:: DATASET EXCERPTS ::

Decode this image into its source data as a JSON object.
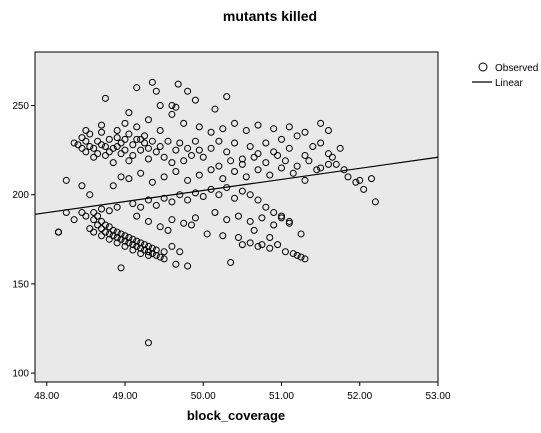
{
  "colors": {
    "plot_background": "#e9e9e9",
    "marker_stroke": "#000000",
    "fit_line": "#000000",
    "axis": "#000000"
  },
  "chart_data": {
    "type": "scatter",
    "title": "mutants killed",
    "xlabel": "block_coverage",
    "ylabel": "",
    "xlim": [
      48.0,
      53.0
    ],
    "ylim": [
      95,
      280
    ],
    "xticks": [
      48.0,
      49.0,
      50.0,
      51.0,
      52.0,
      53.0
    ],
    "xtick_labels": [
      "48.00",
      "49.00",
      "50.00",
      "51.00",
      "52.00",
      "53.00"
    ],
    "yticks": [
      100,
      150,
      200,
      250
    ],
    "ytick_labels": [
      "100",
      "150",
      "200",
      "250"
    ],
    "legend": {
      "placement": "outside-top-right",
      "entries": [
        {
          "label": "Observed",
          "marker": "open-circle"
        },
        {
          "label": "Linear",
          "marker": "line"
        }
      ]
    },
    "grid": false,
    "fit_line": {
      "type": "linear",
      "x": [
        47.85,
        53.0
      ],
      "y": [
        189.0,
        221.0
      ]
    },
    "series": [
      {
        "name": "Observed",
        "marker": "open-circle",
        "points": [
          [
            48.15,
            179
          ],
          [
            48.15,
            179
          ],
          [
            48.35,
            229
          ],
          [
            48.4,
            228
          ],
          [
            48.45,
            232
          ],
          [
            48.45,
            226
          ],
          [
            48.5,
            224
          ],
          [
            48.5,
            230
          ],
          [
            48.55,
            227
          ],
          [
            48.55,
            234
          ],
          [
            48.6,
            226
          ],
          [
            48.6,
            221
          ],
          [
            48.65,
            230
          ],
          [
            48.65,
            223
          ],
          [
            48.7,
            228
          ],
          [
            48.7,
            235
          ],
          [
            48.75,
            227
          ],
          [
            48.75,
            222
          ],
          [
            48.8,
            231
          ],
          [
            48.8,
            224
          ],
          [
            48.85,
            226
          ],
          [
            48.85,
            218
          ],
          [
            48.9,
            232
          ],
          [
            48.9,
            227
          ],
          [
            48.95,
            229
          ],
          [
            48.95,
            223
          ],
          [
            49.0,
            231
          ],
          [
            49.0,
            225
          ],
          [
            49.05,
            234
          ],
          [
            49.05,
            219
          ],
          [
            49.1,
            228
          ],
          [
            49.1,
            222
          ],
          [
            49.15,
            231
          ],
          [
            49.2,
            225
          ],
          [
            49.25,
            229
          ],
          [
            49.25,
            233
          ],
          [
            49.3,
            220
          ],
          [
            49.3,
            226
          ],
          [
            49.35,
            230
          ],
          [
            49.4,
            224
          ],
          [
            49.45,
            227
          ],
          [
            49.5,
            221
          ],
          [
            49.55,
            230
          ],
          [
            49.6,
            218
          ],
          [
            49.65,
            225
          ],
          [
            49.7,
            229
          ],
          [
            49.75,
            219
          ],
          [
            49.8,
            226
          ],
          [
            49.85,
            222
          ],
          [
            49.9,
            230
          ],
          [
            49.95,
            225
          ],
          [
            50.0,
            221
          ],
          [
            50.1,
            226
          ],
          [
            50.2,
            230
          ],
          [
            50.3,
            224
          ],
          [
            50.4,
            229
          ],
          [
            50.5,
            220
          ],
          [
            50.6,
            227
          ],
          [
            50.7,
            223
          ],
          [
            50.8,
            229
          ],
          [
            50.9,
            224
          ],
          [
            51.0,
            231
          ],
          [
            51.1,
            226
          ],
          [
            51.2,
            233
          ],
          [
            51.3,
            222
          ],
          [
            51.4,
            227
          ],
          [
            51.5,
            229
          ],
          [
            51.6,
            223
          ],
          [
            51.7,
            217
          ],
          [
            51.8,
            214
          ],
          [
            48.5,
            236
          ],
          [
            48.7,
            239
          ],
          [
            48.9,
            236
          ],
          [
            49.0,
            240
          ],
          [
            49.15,
            238
          ],
          [
            49.3,
            242
          ],
          [
            49.45,
            236
          ],
          [
            49.6,
            245
          ],
          [
            49.75,
            240
          ],
          [
            49.95,
            238
          ],
          [
            50.1,
            235
          ],
          [
            50.25,
            237
          ],
          [
            50.4,
            240
          ],
          [
            50.55,
            236
          ],
          [
            50.7,
            239
          ],
          [
            50.9,
            237
          ],
          [
            51.1,
            238
          ],
          [
            51.3,
            235
          ],
          [
            51.5,
            240
          ],
          [
            51.6,
            236
          ],
          [
            48.75,
            254
          ],
          [
            49.05,
            246
          ],
          [
            49.15,
            260
          ],
          [
            49.2,
            231
          ],
          [
            49.35,
            263
          ],
          [
            49.4,
            258
          ],
          [
            49.45,
            250
          ],
          [
            49.65,
            249
          ],
          [
            49.68,
            262
          ],
          [
            49.8,
            258
          ],
          [
            49.9,
            253
          ],
          [
            50.15,
            248
          ],
          [
            50.3,
            255
          ],
          [
            49.6,
            250
          ],
          [
            48.6,
            186
          ],
          [
            48.65,
            183
          ],
          [
            48.7,
            181
          ],
          [
            48.75,
            179
          ],
          [
            48.8,
            178
          ],
          [
            48.85,
            177
          ],
          [
            48.9,
            176
          ],
          [
            48.95,
            175
          ],
          [
            49.0,
            174
          ],
          [
            49.05,
            173
          ],
          [
            49.1,
            172
          ],
          [
            49.15,
            171
          ],
          [
            49.2,
            170
          ],
          [
            49.25,
            169
          ],
          [
            49.3,
            168
          ],
          [
            49.35,
            167
          ],
          [
            49.4,
            166
          ],
          [
            49.45,
            165
          ],
          [
            49.5,
            164
          ],
          [
            48.65,
            188
          ],
          [
            48.7,
            185
          ],
          [
            48.75,
            183
          ],
          [
            48.8,
            182
          ],
          [
            48.85,
            180
          ],
          [
            48.9,
            179
          ],
          [
            48.95,
            178
          ],
          [
            49.0,
            177
          ],
          [
            49.05,
            176
          ],
          [
            49.1,
            175
          ],
          [
            49.15,
            174
          ],
          [
            49.2,
            173
          ],
          [
            49.25,
            172
          ],
          [
            49.3,
            171
          ],
          [
            49.35,
            170
          ],
          [
            49.4,
            169
          ],
          [
            48.55,
            181
          ],
          [
            48.6,
            179
          ],
          [
            48.7,
            177
          ],
          [
            48.8,
            175
          ],
          [
            48.9,
            173
          ],
          [
            49.0,
            171
          ],
          [
            49.1,
            169
          ],
          [
            49.2,
            167
          ],
          [
            49.3,
            166
          ],
          [
            49.5,
            168
          ],
          [
            49.6,
            171
          ],
          [
            49.7,
            168
          ],
          [
            49.8,
            160
          ],
          [
            49.65,
            161
          ],
          [
            50.35,
            162
          ],
          [
            50.5,
            172
          ],
          [
            50.6,
            173
          ],
          [
            50.7,
            171
          ],
          [
            50.75,
            172
          ],
          [
            50.85,
            170
          ],
          [
            50.95,
            172
          ],
          [
            51.05,
            168
          ],
          [
            51.15,
            167
          ],
          [
            51.25,
            165
          ],
          [
            51.3,
            164
          ],
          [
            51.2,
            166
          ],
          [
            48.95,
            159
          ],
          [
            49.3,
            117
          ],
          [
            48.45,
            190
          ],
          [
            48.5,
            188
          ],
          [
            48.6,
            190
          ],
          [
            48.7,
            192
          ],
          [
            48.8,
            191
          ],
          [
            48.9,
            193
          ],
          [
            49.1,
            195
          ],
          [
            49.2,
            193
          ],
          [
            49.3,
            197
          ],
          [
            49.4,
            194
          ],
          [
            49.5,
            198
          ],
          [
            49.6,
            196
          ],
          [
            49.7,
            200
          ],
          [
            49.8,
            197
          ],
          [
            49.9,
            201
          ],
          [
            50.0,
            199
          ],
          [
            50.1,
            203
          ],
          [
            50.2,
            200
          ],
          [
            50.3,
            204
          ],
          [
            50.4,
            198
          ],
          [
            50.5,
            202
          ],
          [
            50.6,
            200
          ],
          [
            50.7,
            197
          ],
          [
            50.8,
            193
          ],
          [
            50.9,
            190
          ],
          [
            51.0,
            187
          ],
          [
            51.1,
            184
          ],
          [
            49.05,
            209
          ],
          [
            49.2,
            212
          ],
          [
            49.35,
            207
          ],
          [
            49.5,
            210
          ],
          [
            49.65,
            213
          ],
          [
            49.8,
            208
          ],
          [
            49.95,
            211
          ],
          [
            50.1,
            214
          ],
          [
            50.25,
            209
          ],
          [
            50.4,
            213
          ],
          [
            50.55,
            210
          ],
          [
            50.7,
            214
          ],
          [
            50.85,
            211
          ],
          [
            51.0,
            215
          ],
          [
            51.15,
            212
          ],
          [
            51.3,
            208
          ],
          [
            51.45,
            214
          ],
          [
            51.6,
            217
          ],
          [
            50.2,
            216
          ],
          [
            50.35,
            219
          ],
          [
            50.5,
            217
          ],
          [
            50.65,
            221
          ],
          [
            50.8,
            218
          ],
          [
            50.95,
            222
          ],
          [
            51.05,
            219
          ],
          [
            51.2,
            216
          ],
          [
            51.35,
            219
          ],
          [
            51.5,
            215
          ],
          [
            51.65,
            221
          ],
          [
            51.75,
            226
          ],
          [
            51.85,
            210
          ],
          [
            51.95,
            207
          ],
          [
            52.0,
            208
          ],
          [
            52.05,
            203
          ],
          [
            52.15,
            209
          ],
          [
            52.2,
            196
          ],
          [
            50.15,
            190
          ],
          [
            50.3,
            186
          ],
          [
            50.45,
            188
          ],
          [
            50.6,
            185
          ],
          [
            50.75,
            187
          ],
          [
            50.9,
            183
          ],
          [
            51.0,
            188
          ],
          [
            51.1,
            185
          ],
          [
            49.9,
            187
          ],
          [
            49.75,
            184
          ],
          [
            49.6,
            186
          ],
          [
            49.45,
            182
          ],
          [
            49.3,
            185
          ],
          [
            48.25,
            208
          ],
          [
            48.35,
            186
          ],
          [
            48.15,
            179
          ],
          [
            48.25,
            190
          ],
          [
            48.45,
            205
          ],
          [
            48.55,
            200
          ],
          [
            48.85,
            205
          ],
          [
            48.95,
            210
          ],
          [
            49.15,
            188
          ],
          [
            49.55,
            180
          ],
          [
            49.85,
            183
          ],
          [
            50.05,
            178
          ],
          [
            50.25,
            177
          ],
          [
            50.45,
            176
          ],
          [
            50.65,
            180
          ],
          [
            50.85,
            176
          ],
          [
            51.25,
            178
          ]
        ]
      }
    ]
  }
}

:::

GIVEN PROBLEM :: Scan the material above. Copy each line that holds the word "open".

THE OUTPUT ::
          "marker": "open-circle"
        "marker": "open-circle",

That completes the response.